Task statement →
Set down every entry again word for word, please, but skip the pictures.

Listed entries →
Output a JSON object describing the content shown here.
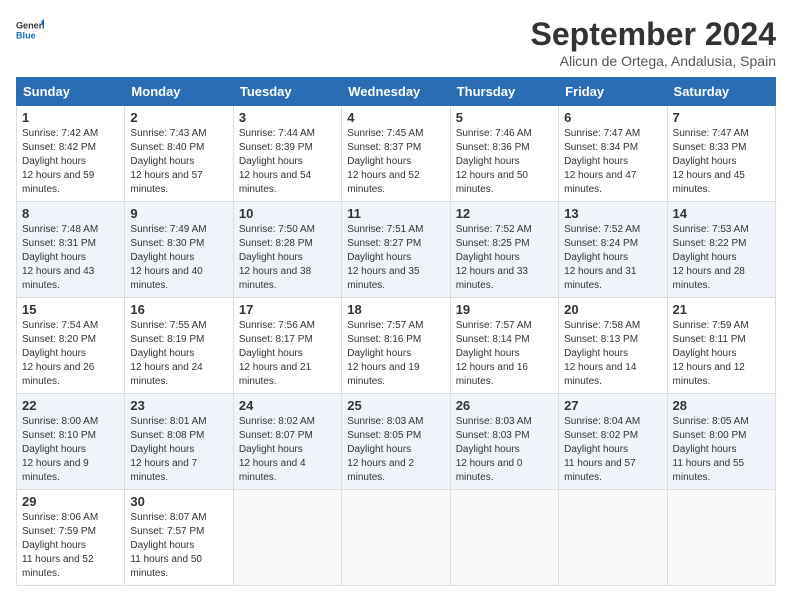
{
  "header": {
    "logo_general": "General",
    "logo_blue": "Blue",
    "month_title": "September 2024",
    "location": "Alicun de Ortega, Andalusia, Spain"
  },
  "weekdays": [
    "Sunday",
    "Monday",
    "Tuesday",
    "Wednesday",
    "Thursday",
    "Friday",
    "Saturday"
  ],
  "weeks": [
    {
      "shade": "white",
      "days": [
        {
          "num": "1",
          "sunrise": "7:42 AM",
          "sunset": "8:42 PM",
          "daylight": "12 hours and 59 minutes."
        },
        {
          "num": "2",
          "sunrise": "7:43 AM",
          "sunset": "8:40 PM",
          "daylight": "12 hours and 57 minutes."
        },
        {
          "num": "3",
          "sunrise": "7:44 AM",
          "sunset": "8:39 PM",
          "daylight": "12 hours and 54 minutes."
        },
        {
          "num": "4",
          "sunrise": "7:45 AM",
          "sunset": "8:37 PM",
          "daylight": "12 hours and 52 minutes."
        },
        {
          "num": "5",
          "sunrise": "7:46 AM",
          "sunset": "8:36 PM",
          "daylight": "12 hours and 50 minutes."
        },
        {
          "num": "6",
          "sunrise": "7:47 AM",
          "sunset": "8:34 PM",
          "daylight": "12 hours and 47 minutes."
        },
        {
          "num": "7",
          "sunrise": "7:47 AM",
          "sunset": "8:33 PM",
          "daylight": "12 hours and 45 minutes."
        }
      ]
    },
    {
      "shade": "shade",
      "days": [
        {
          "num": "8",
          "sunrise": "7:48 AM",
          "sunset": "8:31 PM",
          "daylight": "12 hours and 43 minutes."
        },
        {
          "num": "9",
          "sunrise": "7:49 AM",
          "sunset": "8:30 PM",
          "daylight": "12 hours and 40 minutes."
        },
        {
          "num": "10",
          "sunrise": "7:50 AM",
          "sunset": "8:28 PM",
          "daylight": "12 hours and 38 minutes."
        },
        {
          "num": "11",
          "sunrise": "7:51 AM",
          "sunset": "8:27 PM",
          "daylight": "12 hours and 35 minutes."
        },
        {
          "num": "12",
          "sunrise": "7:52 AM",
          "sunset": "8:25 PM",
          "daylight": "12 hours and 33 minutes."
        },
        {
          "num": "13",
          "sunrise": "7:52 AM",
          "sunset": "8:24 PM",
          "daylight": "12 hours and 31 minutes."
        },
        {
          "num": "14",
          "sunrise": "7:53 AM",
          "sunset": "8:22 PM",
          "daylight": "12 hours and 28 minutes."
        }
      ]
    },
    {
      "shade": "white",
      "days": [
        {
          "num": "15",
          "sunrise": "7:54 AM",
          "sunset": "8:20 PM",
          "daylight": "12 hours and 26 minutes."
        },
        {
          "num": "16",
          "sunrise": "7:55 AM",
          "sunset": "8:19 PM",
          "daylight": "12 hours and 24 minutes."
        },
        {
          "num": "17",
          "sunrise": "7:56 AM",
          "sunset": "8:17 PM",
          "daylight": "12 hours and 21 minutes."
        },
        {
          "num": "18",
          "sunrise": "7:57 AM",
          "sunset": "8:16 PM",
          "daylight": "12 hours and 19 minutes."
        },
        {
          "num": "19",
          "sunrise": "7:57 AM",
          "sunset": "8:14 PM",
          "daylight": "12 hours and 16 minutes."
        },
        {
          "num": "20",
          "sunrise": "7:58 AM",
          "sunset": "8:13 PM",
          "daylight": "12 hours and 14 minutes."
        },
        {
          "num": "21",
          "sunrise": "7:59 AM",
          "sunset": "8:11 PM",
          "daylight": "12 hours and 12 minutes."
        }
      ]
    },
    {
      "shade": "shade",
      "days": [
        {
          "num": "22",
          "sunrise": "8:00 AM",
          "sunset": "8:10 PM",
          "daylight": "12 hours and 9 minutes."
        },
        {
          "num": "23",
          "sunrise": "8:01 AM",
          "sunset": "8:08 PM",
          "daylight": "12 hours and 7 minutes."
        },
        {
          "num": "24",
          "sunrise": "8:02 AM",
          "sunset": "8:07 PM",
          "daylight": "12 hours and 4 minutes."
        },
        {
          "num": "25",
          "sunrise": "8:03 AM",
          "sunset": "8:05 PM",
          "daylight": "12 hours and 2 minutes."
        },
        {
          "num": "26",
          "sunrise": "8:03 AM",
          "sunset": "8:03 PM",
          "daylight": "12 hours and 0 minutes."
        },
        {
          "num": "27",
          "sunrise": "8:04 AM",
          "sunset": "8:02 PM",
          "daylight": "11 hours and 57 minutes."
        },
        {
          "num": "28",
          "sunrise": "8:05 AM",
          "sunset": "8:00 PM",
          "daylight": "11 hours and 55 minutes."
        }
      ]
    },
    {
      "shade": "white",
      "days": [
        {
          "num": "29",
          "sunrise": "8:06 AM",
          "sunset": "7:59 PM",
          "daylight": "11 hours and 52 minutes."
        },
        {
          "num": "30",
          "sunrise": "8:07 AM",
          "sunset": "7:57 PM",
          "daylight": "11 hours and 50 minutes."
        },
        null,
        null,
        null,
        null,
        null
      ]
    }
  ]
}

Output of the task →
Output a JSON object describing the content shown here.
{
  "header": {
    "logo_general": "General",
    "logo_blue": "Blue",
    "month_title": "September 2024",
    "location": "Alicun de Ortega, Andalusia, Spain"
  },
  "weekdays": [
    "Sunday",
    "Monday",
    "Tuesday",
    "Wednesday",
    "Thursday",
    "Friday",
    "Saturday"
  ],
  "weeks": [
    {
      "shade": "white",
      "days": [
        {
          "num": "1",
          "sunrise": "7:42 AM",
          "sunset": "8:42 PM",
          "daylight": "12 hours and 59 minutes."
        },
        {
          "num": "2",
          "sunrise": "7:43 AM",
          "sunset": "8:40 PM",
          "daylight": "12 hours and 57 minutes."
        },
        {
          "num": "3",
          "sunrise": "7:44 AM",
          "sunset": "8:39 PM",
          "daylight": "12 hours and 54 minutes."
        },
        {
          "num": "4",
          "sunrise": "7:45 AM",
          "sunset": "8:37 PM",
          "daylight": "12 hours and 52 minutes."
        },
        {
          "num": "5",
          "sunrise": "7:46 AM",
          "sunset": "8:36 PM",
          "daylight": "12 hours and 50 minutes."
        },
        {
          "num": "6",
          "sunrise": "7:47 AM",
          "sunset": "8:34 PM",
          "daylight": "12 hours and 47 minutes."
        },
        {
          "num": "7",
          "sunrise": "7:47 AM",
          "sunset": "8:33 PM",
          "daylight": "12 hours and 45 minutes."
        }
      ]
    },
    {
      "shade": "shade",
      "days": [
        {
          "num": "8",
          "sunrise": "7:48 AM",
          "sunset": "8:31 PM",
          "daylight": "12 hours and 43 minutes."
        },
        {
          "num": "9",
          "sunrise": "7:49 AM",
          "sunset": "8:30 PM",
          "daylight": "12 hours and 40 minutes."
        },
        {
          "num": "10",
          "sunrise": "7:50 AM",
          "sunset": "8:28 PM",
          "daylight": "12 hours and 38 minutes."
        },
        {
          "num": "11",
          "sunrise": "7:51 AM",
          "sunset": "8:27 PM",
          "daylight": "12 hours and 35 minutes."
        },
        {
          "num": "12",
          "sunrise": "7:52 AM",
          "sunset": "8:25 PM",
          "daylight": "12 hours and 33 minutes."
        },
        {
          "num": "13",
          "sunrise": "7:52 AM",
          "sunset": "8:24 PM",
          "daylight": "12 hours and 31 minutes."
        },
        {
          "num": "14",
          "sunrise": "7:53 AM",
          "sunset": "8:22 PM",
          "daylight": "12 hours and 28 minutes."
        }
      ]
    },
    {
      "shade": "white",
      "days": [
        {
          "num": "15",
          "sunrise": "7:54 AM",
          "sunset": "8:20 PM",
          "daylight": "12 hours and 26 minutes."
        },
        {
          "num": "16",
          "sunrise": "7:55 AM",
          "sunset": "8:19 PM",
          "daylight": "12 hours and 24 minutes."
        },
        {
          "num": "17",
          "sunrise": "7:56 AM",
          "sunset": "8:17 PM",
          "daylight": "12 hours and 21 minutes."
        },
        {
          "num": "18",
          "sunrise": "7:57 AM",
          "sunset": "8:16 PM",
          "daylight": "12 hours and 19 minutes."
        },
        {
          "num": "19",
          "sunrise": "7:57 AM",
          "sunset": "8:14 PM",
          "daylight": "12 hours and 16 minutes."
        },
        {
          "num": "20",
          "sunrise": "7:58 AM",
          "sunset": "8:13 PM",
          "daylight": "12 hours and 14 minutes."
        },
        {
          "num": "21",
          "sunrise": "7:59 AM",
          "sunset": "8:11 PM",
          "daylight": "12 hours and 12 minutes."
        }
      ]
    },
    {
      "shade": "shade",
      "days": [
        {
          "num": "22",
          "sunrise": "8:00 AM",
          "sunset": "8:10 PM",
          "daylight": "12 hours and 9 minutes."
        },
        {
          "num": "23",
          "sunrise": "8:01 AM",
          "sunset": "8:08 PM",
          "daylight": "12 hours and 7 minutes."
        },
        {
          "num": "24",
          "sunrise": "8:02 AM",
          "sunset": "8:07 PM",
          "daylight": "12 hours and 4 minutes."
        },
        {
          "num": "25",
          "sunrise": "8:03 AM",
          "sunset": "8:05 PM",
          "daylight": "12 hours and 2 minutes."
        },
        {
          "num": "26",
          "sunrise": "8:03 AM",
          "sunset": "8:03 PM",
          "daylight": "12 hours and 0 minutes."
        },
        {
          "num": "27",
          "sunrise": "8:04 AM",
          "sunset": "8:02 PM",
          "daylight": "11 hours and 57 minutes."
        },
        {
          "num": "28",
          "sunrise": "8:05 AM",
          "sunset": "8:00 PM",
          "daylight": "11 hours and 55 minutes."
        }
      ]
    },
    {
      "shade": "white",
      "days": [
        {
          "num": "29",
          "sunrise": "8:06 AM",
          "sunset": "7:59 PM",
          "daylight": "11 hours and 52 minutes."
        },
        {
          "num": "30",
          "sunrise": "8:07 AM",
          "sunset": "7:57 PM",
          "daylight": "11 hours and 50 minutes."
        },
        null,
        null,
        null,
        null,
        null
      ]
    }
  ]
}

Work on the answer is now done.